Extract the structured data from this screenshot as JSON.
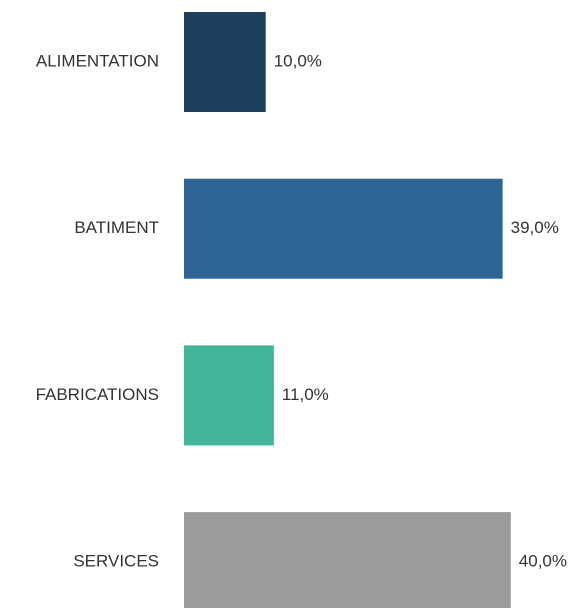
{
  "chart_data": {
    "type": "bar",
    "orientation": "horizontal",
    "categories": [
      "ALIMENTATION",
      "BATIMENT",
      "FABRICATIONS",
      "SERVICES"
    ],
    "values": [
      10,
      39,
      11,
      40
    ],
    "value_labels": [
      "10,0%",
      "39,0%",
      "11,0%",
      "40,0%"
    ],
    "colors": [
      "#1f3f5e",
      "#2e6594",
      "#40b59a",
      "#9a9b9d"
    ]
  }
}
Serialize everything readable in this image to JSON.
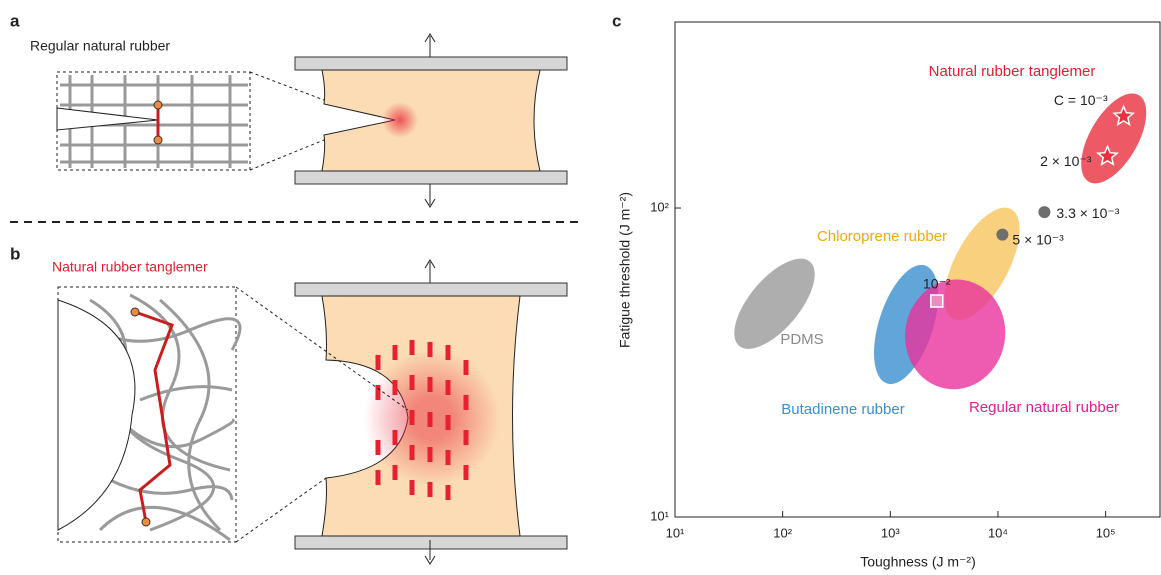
{
  "panels": [
    {
      "label": "a",
      "title": "Regular natural rubber"
    },
    {
      "label": "b",
      "title": "Natural rubber tanglemer"
    }
  ],
  "chart_data": {
    "type": "scatter",
    "panel_label": "c",
    "x_label": "Toughness (J m⁻²)",
    "y_label": "Fatigue threshold (J m⁻²)",
    "log_x": true,
    "log_y": true,
    "xlim": [
      10,
      320000
    ],
    "ylim": [
      10,
      400
    ],
    "xticks": [
      {
        "value": 10,
        "label": "10¹"
      },
      {
        "value": 100,
        "label": "10²"
      },
      {
        "value": 1000,
        "label": "10³"
      },
      {
        "value": 10000,
        "label": "10⁴"
      },
      {
        "value": 100000,
        "label": "10⁵"
      }
    ],
    "yticks": [
      {
        "value": 10,
        "label": "10¹"
      },
      {
        "value": 100,
        "label": "10²"
      }
    ],
    "points": {
      "x": [
        147000,
        104000,
        27000,
        11000,
        2700
      ],
      "values": [
        198,
        147,
        97,
        82,
        50
      ],
      "point_labels": [
        "C = 10⁻³",
        "2 × 10⁻³",
        "3.3 × 10⁻³",
        "5 × 10⁻³",
        "10⁻²"
      ],
      "markers": [
        "star",
        "star",
        "circle",
        "circle",
        "square"
      ],
      "colors": [
        "#e8303f",
        "#e8303f",
        "#6e6e6e",
        "#6e6e6e",
        "#e88fc0"
      ]
    },
    "regions": [
      {
        "name": "Natural rubber tanglemer",
        "color": "#e8303f",
        "label_color": "#e02030",
        "x": 119000,
        "y": 168
      },
      {
        "name": "Chloroprene rubber",
        "color": "#f7c45e",
        "label_color": "#f0aa10",
        "x": 7100,
        "y": 66
      },
      {
        "name": "PDMS",
        "color": "#9a9a9a",
        "label_color": "#8a8a8a",
        "x": 84,
        "y": 49
      },
      {
        "name": "Butadinene rubber",
        "color": "#3a8fcf",
        "label_color": "#3a8fcf",
        "x": 1400,
        "y": 42
      },
      {
        "name": "Regular natural rubber",
        "color": "#e8339c",
        "label_color": "#e0208f",
        "x": 4000,
        "y": 39
      }
    ]
  }
}
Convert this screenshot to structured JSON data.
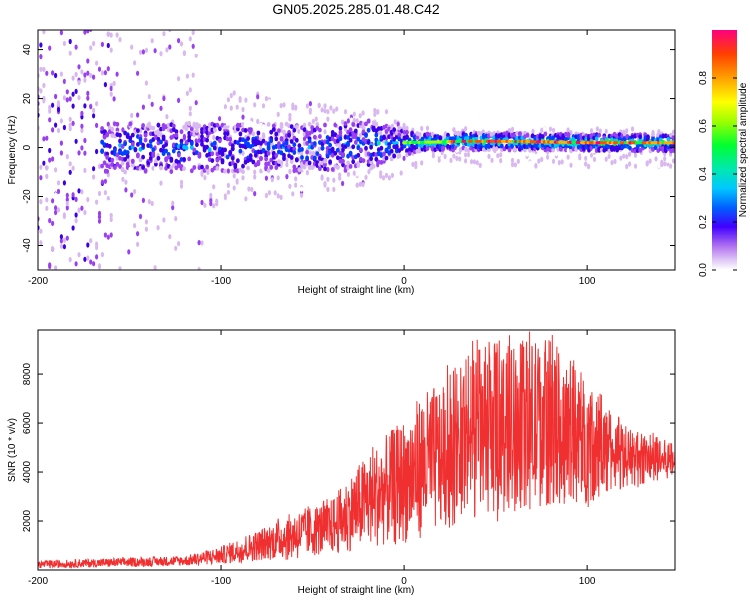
{
  "title": "GN05.2025.285.01.48.C42",
  "chart_data": [
    {
      "type": "heatmap",
      "xlabel": "Height of straight line (km)",
      "ylabel": "Frequency (Hz)",
      "xlim": [
        -200,
        148
      ],
      "ylim": [
        -50,
        48
      ],
      "xticks": [
        -200,
        -100,
        0,
        100
      ],
      "yticks": [
        -40,
        -20,
        0,
        20,
        40
      ],
      "grid": false,
      "colorbar": {
        "label": "Normalized spectral amplitude",
        "range": [
          0,
          1
        ],
        "ticks": [
          0.0,
          0.2,
          0.4,
          0.6,
          0.8
        ],
        "colormap": [
          "#ffffff",
          "#d9b8f0",
          "#9a40f0",
          "#3c00e8",
          "#0040ff",
          "#00c0ff",
          "#00e8a0",
          "#00ff40",
          "#a0ff00",
          "#ffff00",
          "#ffb000",
          "#ff5000",
          "#ff0070"
        ]
      },
      "carrier_track": {
        "description": "narrow-band signal near 0-2 Hz, strongest from 0 to 148 km",
        "points": [
          [
            -160,
            0
          ],
          [
            -100,
            0
          ],
          [
            -50,
            0
          ],
          [
            -20,
            1
          ],
          [
            0,
            2
          ],
          [
            30,
            2.5
          ],
          [
            60,
            2.5
          ],
          [
            100,
            2
          ],
          [
            148,
            2
          ]
        ]
      }
    },
    {
      "type": "line",
      "xlabel": "Height of straight line (km)",
      "ylabel": "SNR (10 * v/v)",
      "xlim": [
        -200,
        148
      ],
      "ylim": [
        0,
        9800
      ],
      "xticks": [
        -200,
        -100,
        0,
        100
      ],
      "yticks": [
        2000,
        4000,
        6000,
        8000
      ],
      "series_color": "#f03030",
      "envelope": {
        "x": [
          -200,
          -160,
          -120,
          -100,
          -80,
          -60,
          -40,
          -20,
          0,
          10,
          20,
          30,
          40,
          60,
          80,
          100,
          120,
          140,
          148
        ],
        "upper": [
          400,
          500,
          600,
          1000,
          1700,
          2500,
          3000,
          5000,
          6500,
          7600,
          8000,
          9000,
          9500,
          9800,
          9800,
          8000,
          6000,
          5500,
          5200
        ],
        "lower": [
          50,
          100,
          150,
          200,
          300,
          400,
          500,
          700,
          800,
          1000,
          1200,
          1500,
          1800,
          2000,
          2200,
          2400,
          3200,
          3500,
          3800
        ]
      }
    }
  ]
}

********************

● What you are asked to do
Set the data above down again exactly as given, with no pictures.

● Expected answer
Extract the structured data from this screenshot as JSON.
{
  "chart_data": {
    "type": "bar",
    "orientation": "horizontal",
    "categories": [
      "ALIMENTATION",
      "BATIMENT",
      "FABRICATIONS",
      "SERVICES"
    ],
    "values": [
      10,
      39,
      11,
      40
    ],
    "value_labels": [
      "10,0%",
      "39,0%",
      "11,0%",
      "40,0%"
    ],
    "colors": [
      "#1f3f5e",
      "#2e6594",
      "#40b59a",
      "#9a9b9d"
    ]
  }
}
Serialize everything readable in this image to JSON.
{
  "panels": [
    {
      "label": "a",
      "title": "Regular natural rubber"
    },
    {
      "label": "b",
      "title": "Natural rubber tanglemer"
    }
  ],
  "chart_data": {
    "type": "scatter",
    "panel_label": "c",
    "x_label": "Toughness (J m⁻²)",
    "y_label": "Fatigue threshold (J m⁻²)",
    "log_x": true,
    "log_y": true,
    "xlim": [
      10,
      320000
    ],
    "ylim": [
      10,
      400
    ],
    "xticks": [
      {
        "value": 10,
        "label": "10¹"
      },
      {
        "value": 100,
        "label": "10²"
      },
      {
        "value": 1000,
        "label": "10³"
      },
      {
        "value": 10000,
        "label": "10⁴"
      },
      {
        "value": 100000,
        "label": "10⁵"
      }
    ],
    "yticks": [
      {
        "value": 10,
        "label": "10¹"
      },
      {
        "value": 100,
        "label": "10²"
      }
    ],
    "points": {
      "x": [
        147000,
        104000,
        27000,
        11000,
        2700
      ],
      "values": [
        198,
        147,
        97,
        82,
        50
      ],
      "point_labels": [
        "C = 10⁻³",
        "2 × 10⁻³",
        "3.3 × 10⁻³",
        "5 × 10⁻³",
        "10⁻²"
      ],
      "markers": [
        "star",
        "star",
        "circle",
        "circle",
        "square"
      ],
      "colors": [
        "#e8303f",
        "#e8303f",
        "#6e6e6e",
        "#6e6e6e",
        "#e88fc0"
      ]
    },
    "regions": [
      {
        "name": "Natural rubber tanglemer",
        "color": "#e8303f",
        "label_color": "#e02030",
        "x": 119000,
        "y": 168
      },
      {
        "name": "Chloroprene rubber",
        "color": "#f7c45e",
        "label_color": "#f0aa10",
        "x": 7100,
        "y": 66
      },
      {
        "name": "PDMS",
        "color": "#9a9a9a",
        "label_color": "#8a8a8a",
        "x": 84,
        "y": 49
      },
      {
        "name": "Butadinene rubber",
        "color": "#3a8fcf",
        "label_color": "#3a8fcf",
        "x": 1400,
        "y": 42
      },
      {
        "name": "Regular natural rubber",
        "color": "#e8339c",
        "label_color": "#e0208f",
        "x": 4000,
        "y": 39
      }
    ]
  }
}
Convert this screenshot to structured JSON data.
{
  "title": "GN05.2025.285.01.48.C42",
  "chart_data": [
    {
      "type": "heatmap",
      "xlabel": "Height of straight line (km)",
      "ylabel": "Frequency (Hz)",
      "xlim": [
        -200,
        148
      ],
      "ylim": [
        -50,
        48
      ],
      "xticks": [
        -200,
        -100,
        0,
        100
      ],
      "yticks": [
        -40,
        -20,
        0,
        20,
        40
      ],
      "grid": false,
      "colorbar": {
        "label": "Normalized spectral amplitude",
        "range": [
          0,
          1
        ],
        "ticks": [
          0.0,
          0.2,
          0.4,
          0.6,
          0.8
        ],
        "colormap": [
          "#ffffff",
          "#d9b8f0",
          "#9a40f0",
          "#3c00e8",
          "#0040ff",
          "#00c0ff",
          "#00e8a0",
          "#00ff40",
          "#a0ff00",
          "#ffff00",
          "#ffb000",
          "#ff5000",
          "#ff0070"
        ]
      },
      "carrier_track": {
        "description": "narrow-band signal near 0-2 Hz, strongest from 0 to 148 km",
        "points": [
          [
            -160,
            0
          ],
          [
            -100,
            0
          ],
          [
            -50,
            0
          ],
          [
            -20,
            1
          ],
          [
            0,
            2
          ],
          [
            30,
            2.5
          ],
          [
            60,
            2.5
          ],
          [
            100,
            2
          ],
          [
            148,
            2
          ]
        ]
      }
    },
    {
      "type": "line",
      "xlabel": "Height of straight line (km)",
      "ylabel": "SNR (10 * v/v)",
      "xlim": [
        -200,
        148
      ],
      "ylim": [
        0,
        9800
      ],
      "xticks": [
        -200,
        -100,
        0,
        100
      ],
      "yticks": [
        2000,
        4000,
        6000,
        8000
      ],
      "series_color": "#f03030",
      "envelope": {
        "x": [
          -200,
          -160,
          -120,
          -100,
          -80,
          -60,
          -40,
          -20,
          0,
          10,
          20,
          30,
          40,
          60,
          80,
          100,
          120,
          140,
          148
        ],
        "upper": [
          400,
          500,
          600,
          1000,
          1700,
          2500,
          3000,
          5000,
          6500,
          7600,
          8000,
          9000,
          9500,
          9800,
          9800,
          8000,
          6000,
          5500,
          5200
        ],
        "lower": [
          50,
          100,
          150,
          200,
          300,
          400,
          500,
          700,
          800,
          1000,
          1200,
          1500,
          1800,
          2000,
          2200,
          2400,
          3200,
          3500,
          3800
        ]
      }
    }
  ]
}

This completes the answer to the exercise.